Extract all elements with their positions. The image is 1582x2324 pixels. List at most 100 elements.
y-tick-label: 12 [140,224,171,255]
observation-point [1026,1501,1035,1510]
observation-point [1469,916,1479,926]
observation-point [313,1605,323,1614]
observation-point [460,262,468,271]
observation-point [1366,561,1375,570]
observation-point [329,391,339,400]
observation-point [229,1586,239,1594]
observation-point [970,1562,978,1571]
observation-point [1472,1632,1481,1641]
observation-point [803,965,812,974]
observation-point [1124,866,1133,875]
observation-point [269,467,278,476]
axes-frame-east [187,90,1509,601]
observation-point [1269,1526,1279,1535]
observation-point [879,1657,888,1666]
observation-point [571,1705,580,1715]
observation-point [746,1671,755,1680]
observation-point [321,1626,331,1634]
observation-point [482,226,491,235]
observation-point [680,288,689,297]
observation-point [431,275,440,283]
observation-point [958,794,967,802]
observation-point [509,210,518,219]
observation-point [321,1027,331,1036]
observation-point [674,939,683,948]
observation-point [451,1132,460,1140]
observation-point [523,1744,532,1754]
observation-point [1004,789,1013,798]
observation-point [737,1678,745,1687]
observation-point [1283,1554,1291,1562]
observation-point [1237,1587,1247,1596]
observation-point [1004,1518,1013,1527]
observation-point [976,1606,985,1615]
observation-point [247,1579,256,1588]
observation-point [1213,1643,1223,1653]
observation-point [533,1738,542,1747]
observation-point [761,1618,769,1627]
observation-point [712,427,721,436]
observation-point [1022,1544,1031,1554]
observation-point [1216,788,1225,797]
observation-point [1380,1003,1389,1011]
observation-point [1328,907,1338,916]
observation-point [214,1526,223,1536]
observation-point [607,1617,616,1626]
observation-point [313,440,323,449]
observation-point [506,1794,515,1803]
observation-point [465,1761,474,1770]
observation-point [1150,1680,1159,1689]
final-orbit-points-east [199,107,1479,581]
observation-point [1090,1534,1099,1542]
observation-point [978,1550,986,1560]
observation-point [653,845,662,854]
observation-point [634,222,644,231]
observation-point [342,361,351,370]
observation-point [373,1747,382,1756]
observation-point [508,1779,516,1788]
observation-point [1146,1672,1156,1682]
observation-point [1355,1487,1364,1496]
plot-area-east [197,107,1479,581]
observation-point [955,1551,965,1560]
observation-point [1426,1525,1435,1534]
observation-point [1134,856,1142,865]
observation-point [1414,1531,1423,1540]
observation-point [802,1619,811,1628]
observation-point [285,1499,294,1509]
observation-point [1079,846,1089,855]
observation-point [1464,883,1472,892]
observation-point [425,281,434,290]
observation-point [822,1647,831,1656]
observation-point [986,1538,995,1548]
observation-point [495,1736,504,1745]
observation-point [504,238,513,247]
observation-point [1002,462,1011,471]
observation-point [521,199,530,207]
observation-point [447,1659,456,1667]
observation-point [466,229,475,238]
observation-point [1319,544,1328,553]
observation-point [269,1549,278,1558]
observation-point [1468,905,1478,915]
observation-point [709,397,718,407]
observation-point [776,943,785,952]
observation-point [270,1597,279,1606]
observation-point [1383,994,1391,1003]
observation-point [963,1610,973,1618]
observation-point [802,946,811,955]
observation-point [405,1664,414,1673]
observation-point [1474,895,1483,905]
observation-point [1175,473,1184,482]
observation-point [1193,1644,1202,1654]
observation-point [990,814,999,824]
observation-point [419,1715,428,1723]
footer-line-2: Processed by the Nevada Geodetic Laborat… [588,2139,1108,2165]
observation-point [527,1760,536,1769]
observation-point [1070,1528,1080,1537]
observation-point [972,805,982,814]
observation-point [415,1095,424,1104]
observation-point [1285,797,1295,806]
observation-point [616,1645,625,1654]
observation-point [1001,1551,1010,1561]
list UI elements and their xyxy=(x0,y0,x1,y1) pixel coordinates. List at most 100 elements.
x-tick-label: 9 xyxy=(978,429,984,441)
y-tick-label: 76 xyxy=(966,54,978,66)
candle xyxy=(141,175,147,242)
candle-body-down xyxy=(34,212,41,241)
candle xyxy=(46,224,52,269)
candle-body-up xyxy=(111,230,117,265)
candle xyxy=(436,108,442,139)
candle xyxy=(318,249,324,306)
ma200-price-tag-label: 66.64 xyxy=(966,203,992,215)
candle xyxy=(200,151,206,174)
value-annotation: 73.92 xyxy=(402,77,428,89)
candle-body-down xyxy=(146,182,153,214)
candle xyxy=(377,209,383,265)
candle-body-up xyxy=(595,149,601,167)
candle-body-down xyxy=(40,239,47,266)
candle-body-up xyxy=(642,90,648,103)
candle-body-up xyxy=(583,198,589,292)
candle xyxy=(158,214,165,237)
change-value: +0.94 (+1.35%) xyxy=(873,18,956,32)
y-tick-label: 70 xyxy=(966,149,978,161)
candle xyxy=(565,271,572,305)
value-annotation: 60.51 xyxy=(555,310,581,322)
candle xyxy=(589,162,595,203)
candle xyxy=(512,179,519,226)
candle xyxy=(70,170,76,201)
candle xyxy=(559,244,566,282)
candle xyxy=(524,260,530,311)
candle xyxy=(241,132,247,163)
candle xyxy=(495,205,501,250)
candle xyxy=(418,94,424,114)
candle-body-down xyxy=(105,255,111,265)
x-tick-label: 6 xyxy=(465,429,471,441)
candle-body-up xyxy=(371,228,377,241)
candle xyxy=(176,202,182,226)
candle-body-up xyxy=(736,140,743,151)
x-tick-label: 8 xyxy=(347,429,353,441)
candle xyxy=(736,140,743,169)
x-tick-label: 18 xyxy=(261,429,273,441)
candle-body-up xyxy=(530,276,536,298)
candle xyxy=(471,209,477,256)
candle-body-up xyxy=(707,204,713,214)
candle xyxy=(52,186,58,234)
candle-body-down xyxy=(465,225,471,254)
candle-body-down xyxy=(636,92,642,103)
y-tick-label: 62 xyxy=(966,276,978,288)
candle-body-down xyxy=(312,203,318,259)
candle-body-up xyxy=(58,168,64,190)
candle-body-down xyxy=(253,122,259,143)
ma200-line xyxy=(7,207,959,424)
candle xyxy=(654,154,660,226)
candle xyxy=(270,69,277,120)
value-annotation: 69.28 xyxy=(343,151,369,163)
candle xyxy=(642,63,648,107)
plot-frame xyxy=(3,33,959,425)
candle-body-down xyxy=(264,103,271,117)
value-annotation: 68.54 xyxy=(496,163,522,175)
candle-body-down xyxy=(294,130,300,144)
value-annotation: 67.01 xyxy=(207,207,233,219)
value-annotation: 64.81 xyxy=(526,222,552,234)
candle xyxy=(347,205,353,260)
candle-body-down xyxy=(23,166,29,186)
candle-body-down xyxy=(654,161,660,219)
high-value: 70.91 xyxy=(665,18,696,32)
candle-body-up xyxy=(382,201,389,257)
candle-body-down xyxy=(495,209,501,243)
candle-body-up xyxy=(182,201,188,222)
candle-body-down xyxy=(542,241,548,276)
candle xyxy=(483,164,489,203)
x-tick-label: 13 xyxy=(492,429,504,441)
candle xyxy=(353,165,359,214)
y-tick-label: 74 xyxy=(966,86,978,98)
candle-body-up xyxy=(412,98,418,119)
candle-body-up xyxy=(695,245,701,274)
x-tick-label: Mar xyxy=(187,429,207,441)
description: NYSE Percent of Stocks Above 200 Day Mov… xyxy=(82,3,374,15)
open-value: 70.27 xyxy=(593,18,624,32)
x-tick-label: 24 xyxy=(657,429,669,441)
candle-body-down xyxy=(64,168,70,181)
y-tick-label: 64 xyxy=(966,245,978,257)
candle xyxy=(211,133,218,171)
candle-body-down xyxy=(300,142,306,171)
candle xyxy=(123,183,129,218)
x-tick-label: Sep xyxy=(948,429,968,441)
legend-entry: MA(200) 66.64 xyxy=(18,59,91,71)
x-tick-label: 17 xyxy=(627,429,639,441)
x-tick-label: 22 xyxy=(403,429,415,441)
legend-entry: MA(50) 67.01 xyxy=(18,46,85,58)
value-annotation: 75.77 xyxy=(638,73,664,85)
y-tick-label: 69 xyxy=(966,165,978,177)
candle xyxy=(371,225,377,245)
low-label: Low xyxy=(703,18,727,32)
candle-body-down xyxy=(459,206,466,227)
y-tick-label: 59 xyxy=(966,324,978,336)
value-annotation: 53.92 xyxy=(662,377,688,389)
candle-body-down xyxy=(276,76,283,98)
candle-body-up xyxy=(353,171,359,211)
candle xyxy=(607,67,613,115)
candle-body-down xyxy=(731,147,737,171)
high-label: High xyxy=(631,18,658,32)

************

= What needs to be done =
Express the lines above, from the very first one through the line containing "observation-point [978,1550,986,1560]", inclusive, as a JSON list of strings with one string per line. Leave out any blank lines.

= Answer to the problem =
[
  "Extract all elements with their positions. The image is 1582x2324 pixels. List at most 100 elements.",
  "y-tick-label: 12 [140,224,171,255]",
  "observation-point [1026,1501,1035,1510]",
  "observation-point [1469,916,1479,926]",
  "observation-point [313,1605,323,1614]",
  "observation-point [460,262,468,271]",
  "observation-point [1366,561,1375,570]",
  "observation-point [329,391,339,400]",
  "observation-point [229,1586,239,1594]",
  "observation-point [970,1562,978,1571]",
  "observation-point [1472,1632,1481,1641]",
  "observation-point [803,965,812,974]",
  "observation-point [1124,866,1133,875]",
  "observation-point [269,467,278,476]",
  "axes-frame-east [187,90,1509,601]",
  "observation-point [1269,1526,1279,1535]",
  "observation-point [879,1657,888,1666]",
  "observation-point [571,1705,580,1715]",
  "observation-point [746,1671,755,1680]",
  "observation-point [321,1626,331,1634]",
  "observation-point [482,226,491,235]",
  "observation-point [680,288,689,297]",
  "observation-point [431,275,440,283]",
  "observation-point [958,794,967,802]",
  "observation-point [509,210,518,219]",
  "observation-point [321,1027,331,1036]",
  "observation-point [674,939,683,948]",
  "observation-point [451,1132,460,1140]",
  "observation-point [523,1744,532,1754]",
  "observation-point [1004,789,1013,798]",
  "observation-point [737,1678,745,1687]",
  "observation-point [1283,1554,1291,1562]",
  "observation-point [1237,1587,1247,1596]",
  "observation-point [1004,1518,1013,1527]",
  "observation-point [976,1606,985,1615]",
  "observation-point [247,1579,256,1588]",
  "observation-point [1213,1643,1223,1653]",
  "observation-point [533,1738,542,1747]",
  "observation-point [761,1618,769,1627]",
  "observation-point [712,427,721,436]",
  "observation-point [1022,1544,1031,1554]",
  "observation-point [1216,788,1225,797]",
  "observation-point [1380,1003,1389,1011]",
  "observation-point [1328,907,1338,916]",
  "observation-point [214,1526,223,1536]",
  "observation-point [607,1617,616,1626]",
  "observation-point [313,440,323,449]",
  "observation-point [506,1794,515,1803]",
  "observation-point [465,1761,474,1770]",
  "observation-point [1150,1680,1159,1689]",
  "final-orbit-points-east [199,107,1479,581]",
  "observation-point [1090,1534,1099,1542]",
  "observation-point [978,1550,986,1560]"
]